Set problem -
What follows is a block of records; restate each one word for word.

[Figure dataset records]
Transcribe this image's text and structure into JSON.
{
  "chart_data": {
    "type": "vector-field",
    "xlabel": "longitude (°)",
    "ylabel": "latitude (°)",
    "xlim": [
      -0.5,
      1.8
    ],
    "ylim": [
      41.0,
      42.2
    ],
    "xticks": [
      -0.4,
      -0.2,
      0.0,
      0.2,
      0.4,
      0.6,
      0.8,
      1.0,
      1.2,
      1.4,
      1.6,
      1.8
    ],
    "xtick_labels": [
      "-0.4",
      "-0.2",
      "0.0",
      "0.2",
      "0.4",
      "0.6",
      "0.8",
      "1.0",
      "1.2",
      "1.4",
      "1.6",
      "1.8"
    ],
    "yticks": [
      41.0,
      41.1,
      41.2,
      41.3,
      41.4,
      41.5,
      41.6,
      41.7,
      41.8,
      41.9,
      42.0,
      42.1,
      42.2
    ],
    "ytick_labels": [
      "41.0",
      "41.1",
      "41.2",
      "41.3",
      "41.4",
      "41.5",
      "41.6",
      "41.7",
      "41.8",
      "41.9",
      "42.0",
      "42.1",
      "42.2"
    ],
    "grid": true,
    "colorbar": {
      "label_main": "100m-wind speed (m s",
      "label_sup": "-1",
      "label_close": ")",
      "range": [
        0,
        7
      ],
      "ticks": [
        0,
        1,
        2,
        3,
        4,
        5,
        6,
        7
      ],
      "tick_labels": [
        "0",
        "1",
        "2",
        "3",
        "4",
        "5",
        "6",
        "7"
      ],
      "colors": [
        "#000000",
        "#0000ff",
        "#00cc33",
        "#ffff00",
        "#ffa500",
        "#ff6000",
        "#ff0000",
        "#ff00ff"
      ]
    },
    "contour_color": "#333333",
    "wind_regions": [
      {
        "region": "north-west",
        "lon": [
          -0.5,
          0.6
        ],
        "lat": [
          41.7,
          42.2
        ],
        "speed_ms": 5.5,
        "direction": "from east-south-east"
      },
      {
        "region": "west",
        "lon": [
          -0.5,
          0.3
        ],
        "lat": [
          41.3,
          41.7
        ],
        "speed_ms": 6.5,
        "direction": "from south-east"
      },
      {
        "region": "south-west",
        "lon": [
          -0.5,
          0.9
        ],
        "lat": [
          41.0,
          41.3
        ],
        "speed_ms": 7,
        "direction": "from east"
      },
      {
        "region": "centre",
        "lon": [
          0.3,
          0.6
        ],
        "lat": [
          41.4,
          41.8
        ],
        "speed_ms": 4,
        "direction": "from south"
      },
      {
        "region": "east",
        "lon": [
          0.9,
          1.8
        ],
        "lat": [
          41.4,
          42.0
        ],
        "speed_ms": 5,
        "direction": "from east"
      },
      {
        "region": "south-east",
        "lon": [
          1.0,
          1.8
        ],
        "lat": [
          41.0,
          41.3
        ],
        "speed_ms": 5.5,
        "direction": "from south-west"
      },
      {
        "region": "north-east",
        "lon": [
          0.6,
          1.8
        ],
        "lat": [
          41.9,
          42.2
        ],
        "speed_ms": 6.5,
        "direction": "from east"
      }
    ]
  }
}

Solution to this exercise -
Transcribe this image's text and structure into JSON.
{
  "chart_data": {
    "type": "vector-field",
    "xlabel": "longitude (°)",
    "ylabel": "latitude (°)",
    "xlim": [
      -0.5,
      1.8
    ],
    "ylim": [
      41.0,
      42.2
    ],
    "xticks": [
      -0.4,
      -0.2,
      0.0,
      0.2,
      0.4,
      0.6,
      0.8,
      1.0,
      1.2,
      1.4,
      1.6,
      1.8
    ],
    "xtick_labels": [
      "-0.4",
      "-0.2",
      "0.0",
      "0.2",
      "0.4",
      "0.6",
      "0.8",
      "1.0",
      "1.2",
      "1.4",
      "1.6",
      "1.8"
    ],
    "yticks": [
      41.0,
      41.1,
      41.2,
      41.3,
      41.4,
      41.5,
      41.6,
      41.7,
      41.8,
      41.9,
      42.0,
      42.1,
      42.2
    ],
    "ytick_labels": [
      "41.0",
      "41.1",
      "41.2",
      "41.3",
      "41.4",
      "41.5",
      "41.6",
      "41.7",
      "41.8",
      "41.9",
      "42.0",
      "42.1",
      "42.2"
    ],
    "grid": true,
    "colorbar": {
      "label_main": "100m-wind speed (m s",
      "label_sup": "-1",
      "label_close": ")",
      "range": [
        0,
        7
      ],
      "ticks": [
        0,
        1,
        2,
        3,
        4,
        5,
        6,
        7
      ],
      "tick_labels": [
        "0",
        "1",
        "2",
        "3",
        "4",
        "5",
        "6",
        "7"
      ],
      "colors": [
        "#000000",
        "#0000ff",
        "#00cc33",
        "#ffff00",
        "#ffa500",
        "#ff6000",
        "#ff0000",
        "#ff00ff"
      ]
    },
    "contour_color": "#333333",
    "wind_regions": [
      {
        "region": "north-west",
        "lon": [
          -0.5,
          0.6
        ],
        "lat": [
          41.7,
          42.2
        ],
        "speed_ms": 5.5,
        "direction": "from east-south-east"
      },
      {
        "region": "west",
        "lon": [
          -0.5,
          0.3
        ],
        "lat": [
          41.3,
          41.7
        ],
        "speed_ms": 6.5,
        "direction": "from south-east"
      },
      {
        "region": "south-west",
        "lon": [
          -0.5,
          0.9
        ],
        "lat": [
          41.0,
          41.3
        ],
        "speed_ms": 7,
        "direction": "from east"
      },
      {
        "region": "centre",
        "lon": [
          0.3,
          0.6
        ],
        "lat": [
          41.4,
          41.8
        ],
        "speed_ms": 4,
        "direction": "from south"
      },
      {
        "region": "east",
        "lon": [
          0.9,
          1.8
        ],
        "lat": [
          41.4,
          42.0
        ],
        "speed_ms": 5,
        "direction": "from east"
      },
      {
        "region": "south-east",
        "lon": [
          1.0,
          1.8
        ],
        "lat": [
          41.0,
          41.3
        ],
        "speed_ms": 5.5,
        "direction": "from south-west"
      },
      {
        "region": "north-east",
        "lon": [
          0.6,
          1.8
        ],
        "lat": [
          41.9,
          42.2
        ],
        "speed_ms": 6.5,
        "direction": "from east"
      }
    ]
  }
}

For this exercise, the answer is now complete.